(Saved entries)

#####

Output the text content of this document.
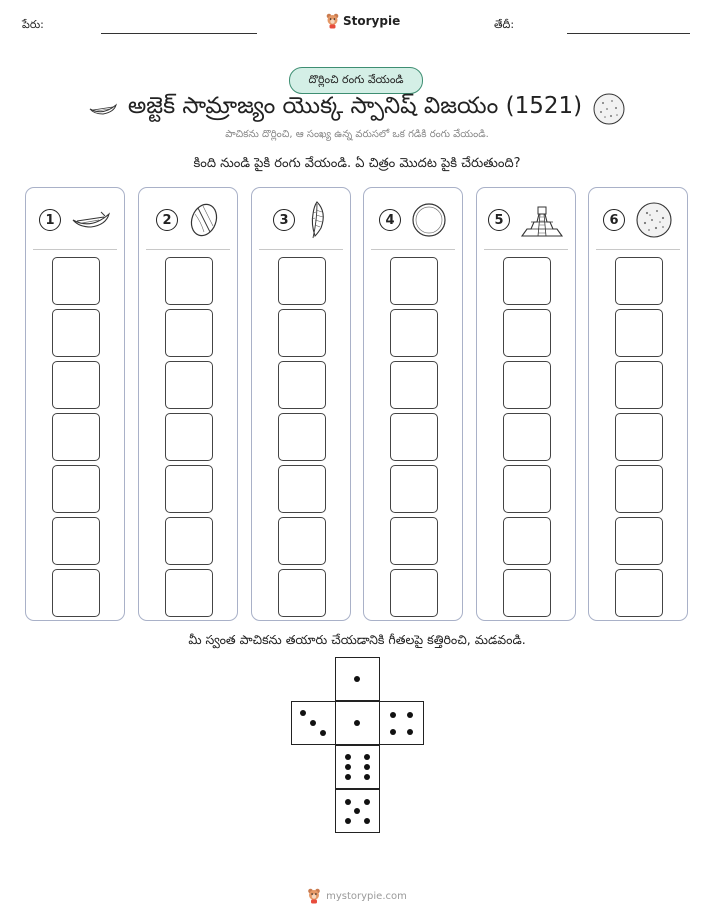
పేరు:	Storypie	తేదీ:
దొర్లించి రంగు వేయండి
అజ్టెక్ సామ్రాజ్యం యొక్క స్పానిష్ విజయం (1521)
పాచికను దొర్లించి, ఆ సంఖ్య ఉన్న వరుసలో ఒక గడికి రంగు వేయండి.
కింది నుండి పైకి రంగు వేయండి. ఏ చిత్రం మొదట పైకి చేరుతుంది?
1	2	3	4	5	6
మీ స్వంత పాచికను తయారు చేయడానికి గీతలపై కత్తిరించి, మడవండి.
mystorypie.com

#####

*Exercise description*. Copy the listing word for word, excluding its pictures.

*Final answer*.
Output the text content of this document.
పేరు:	Storypie	తేదీ:
దొర్లించి రంగు వేయండి
అజ్టెక్ సామ్రాజ్యం యొక్క స్పానిష్ విజయం (1521)
పాచికను దొర్లించి, ఆ సంఖ్య ఉన్న వరుసలో ఒక గడికి రంగు వేయండి.
కింది నుండి పైకి రంగు వేయండి. ఏ చిత్రం మొదట పైకి చేరుతుంది?
1	2	3	4	5	6
మీ స్వంత పాచికను తయారు చేయడానికి గీతలపై కత్తిరించి, మడవండి.
mystorypie.com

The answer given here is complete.